### DATA LINES

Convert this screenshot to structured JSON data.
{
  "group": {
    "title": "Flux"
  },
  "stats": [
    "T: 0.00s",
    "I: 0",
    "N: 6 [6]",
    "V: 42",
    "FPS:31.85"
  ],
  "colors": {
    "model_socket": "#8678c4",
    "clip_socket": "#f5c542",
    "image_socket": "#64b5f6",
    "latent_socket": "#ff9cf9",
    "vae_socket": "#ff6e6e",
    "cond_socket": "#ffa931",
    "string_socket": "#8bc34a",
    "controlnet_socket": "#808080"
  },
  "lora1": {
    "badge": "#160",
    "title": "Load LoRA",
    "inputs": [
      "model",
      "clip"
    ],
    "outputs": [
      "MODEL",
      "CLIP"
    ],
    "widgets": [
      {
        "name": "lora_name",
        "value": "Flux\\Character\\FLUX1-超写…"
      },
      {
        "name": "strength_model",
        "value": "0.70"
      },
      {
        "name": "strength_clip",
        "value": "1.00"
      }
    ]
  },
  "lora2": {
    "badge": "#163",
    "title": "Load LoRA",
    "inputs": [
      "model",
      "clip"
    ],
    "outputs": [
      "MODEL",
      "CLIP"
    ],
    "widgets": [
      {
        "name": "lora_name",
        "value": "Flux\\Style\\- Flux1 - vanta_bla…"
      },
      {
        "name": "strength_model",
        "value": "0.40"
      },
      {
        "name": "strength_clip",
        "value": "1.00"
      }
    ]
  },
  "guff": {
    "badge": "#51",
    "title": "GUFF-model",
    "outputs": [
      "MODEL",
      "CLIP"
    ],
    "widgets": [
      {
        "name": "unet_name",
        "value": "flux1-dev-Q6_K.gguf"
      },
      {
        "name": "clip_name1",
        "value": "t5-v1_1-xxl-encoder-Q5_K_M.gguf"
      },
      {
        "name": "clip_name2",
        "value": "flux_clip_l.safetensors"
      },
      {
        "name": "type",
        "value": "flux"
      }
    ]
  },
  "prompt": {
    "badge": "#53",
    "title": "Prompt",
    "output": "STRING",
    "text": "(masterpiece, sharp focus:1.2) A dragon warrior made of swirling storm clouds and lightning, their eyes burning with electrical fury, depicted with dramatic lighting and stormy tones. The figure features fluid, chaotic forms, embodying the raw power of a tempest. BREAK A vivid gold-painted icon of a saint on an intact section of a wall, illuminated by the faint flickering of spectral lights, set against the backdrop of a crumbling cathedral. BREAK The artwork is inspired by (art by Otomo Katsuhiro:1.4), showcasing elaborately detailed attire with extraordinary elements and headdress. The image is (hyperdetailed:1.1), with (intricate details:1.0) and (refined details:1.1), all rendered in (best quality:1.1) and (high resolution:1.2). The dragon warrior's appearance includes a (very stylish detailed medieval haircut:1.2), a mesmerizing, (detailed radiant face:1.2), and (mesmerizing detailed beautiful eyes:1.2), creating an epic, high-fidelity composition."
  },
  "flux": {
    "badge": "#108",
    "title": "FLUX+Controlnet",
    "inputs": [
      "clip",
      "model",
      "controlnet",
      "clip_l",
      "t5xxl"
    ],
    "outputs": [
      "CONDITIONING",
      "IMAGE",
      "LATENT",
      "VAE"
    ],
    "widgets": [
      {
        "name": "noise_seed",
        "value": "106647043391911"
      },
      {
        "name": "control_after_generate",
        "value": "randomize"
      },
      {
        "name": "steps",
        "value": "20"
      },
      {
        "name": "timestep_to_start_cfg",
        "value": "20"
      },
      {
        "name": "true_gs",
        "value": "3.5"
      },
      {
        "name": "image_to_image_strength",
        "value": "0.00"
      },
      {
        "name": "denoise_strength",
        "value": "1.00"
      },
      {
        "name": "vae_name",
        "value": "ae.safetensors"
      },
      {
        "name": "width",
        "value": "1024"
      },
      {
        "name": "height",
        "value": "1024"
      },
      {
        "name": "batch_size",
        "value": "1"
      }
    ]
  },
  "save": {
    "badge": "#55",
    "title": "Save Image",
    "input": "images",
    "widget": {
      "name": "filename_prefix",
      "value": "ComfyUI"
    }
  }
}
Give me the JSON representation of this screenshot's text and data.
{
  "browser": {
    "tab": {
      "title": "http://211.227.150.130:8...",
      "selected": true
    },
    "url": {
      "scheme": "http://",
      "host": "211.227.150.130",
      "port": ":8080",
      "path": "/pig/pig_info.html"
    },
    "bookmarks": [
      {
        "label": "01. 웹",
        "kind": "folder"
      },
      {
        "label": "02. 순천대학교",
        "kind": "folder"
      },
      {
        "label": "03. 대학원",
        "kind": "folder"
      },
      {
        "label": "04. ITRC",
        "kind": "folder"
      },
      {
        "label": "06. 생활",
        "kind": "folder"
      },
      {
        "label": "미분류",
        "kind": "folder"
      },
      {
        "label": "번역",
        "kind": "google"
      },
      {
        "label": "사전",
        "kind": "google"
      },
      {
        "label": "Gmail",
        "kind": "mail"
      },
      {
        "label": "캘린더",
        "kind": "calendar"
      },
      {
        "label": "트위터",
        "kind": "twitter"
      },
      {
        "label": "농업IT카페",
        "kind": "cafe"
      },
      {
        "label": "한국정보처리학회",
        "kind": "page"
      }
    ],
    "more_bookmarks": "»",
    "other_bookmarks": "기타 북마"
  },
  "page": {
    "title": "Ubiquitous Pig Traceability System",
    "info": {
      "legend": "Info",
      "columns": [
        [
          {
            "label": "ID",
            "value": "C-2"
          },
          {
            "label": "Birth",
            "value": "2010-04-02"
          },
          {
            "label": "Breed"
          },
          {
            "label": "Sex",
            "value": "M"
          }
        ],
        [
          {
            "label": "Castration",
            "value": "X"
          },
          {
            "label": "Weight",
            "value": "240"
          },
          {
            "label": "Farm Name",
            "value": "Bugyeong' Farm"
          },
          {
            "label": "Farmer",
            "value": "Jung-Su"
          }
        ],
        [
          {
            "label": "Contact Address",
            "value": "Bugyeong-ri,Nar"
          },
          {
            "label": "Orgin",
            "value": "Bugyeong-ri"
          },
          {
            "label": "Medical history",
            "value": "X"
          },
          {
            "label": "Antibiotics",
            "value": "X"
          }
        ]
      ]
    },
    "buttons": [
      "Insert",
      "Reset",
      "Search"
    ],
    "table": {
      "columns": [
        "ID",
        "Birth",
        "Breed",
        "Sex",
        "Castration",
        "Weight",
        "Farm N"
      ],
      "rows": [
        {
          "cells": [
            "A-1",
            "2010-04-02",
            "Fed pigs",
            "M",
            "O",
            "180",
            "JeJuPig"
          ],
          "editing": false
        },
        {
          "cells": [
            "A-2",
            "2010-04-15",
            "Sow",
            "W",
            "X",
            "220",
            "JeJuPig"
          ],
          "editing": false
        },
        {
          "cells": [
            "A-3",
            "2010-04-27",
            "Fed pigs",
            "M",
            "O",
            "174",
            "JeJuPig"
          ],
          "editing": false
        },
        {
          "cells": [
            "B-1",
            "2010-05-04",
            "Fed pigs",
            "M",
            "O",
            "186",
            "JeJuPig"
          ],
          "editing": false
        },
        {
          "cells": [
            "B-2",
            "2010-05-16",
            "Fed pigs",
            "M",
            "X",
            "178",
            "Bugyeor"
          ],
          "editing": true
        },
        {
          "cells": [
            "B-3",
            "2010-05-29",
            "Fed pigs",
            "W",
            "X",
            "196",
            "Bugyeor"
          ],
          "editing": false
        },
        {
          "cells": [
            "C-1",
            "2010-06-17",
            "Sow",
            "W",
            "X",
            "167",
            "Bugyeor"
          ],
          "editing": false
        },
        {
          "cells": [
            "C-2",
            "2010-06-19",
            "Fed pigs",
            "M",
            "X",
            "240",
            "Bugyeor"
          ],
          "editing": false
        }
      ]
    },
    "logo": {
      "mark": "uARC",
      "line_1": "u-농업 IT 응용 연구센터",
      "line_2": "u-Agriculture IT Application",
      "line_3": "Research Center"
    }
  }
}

######

*TASK TO COMPLETE*: Find the word "badge" in the data and show each line that holds it.

*EXERCISE RESPONSE*:
    "badge": "#160",
    "badge": "#163",
    "badge": "#51",
    "badge": "#53",
    "badge": "#108",
    "badge": "#55",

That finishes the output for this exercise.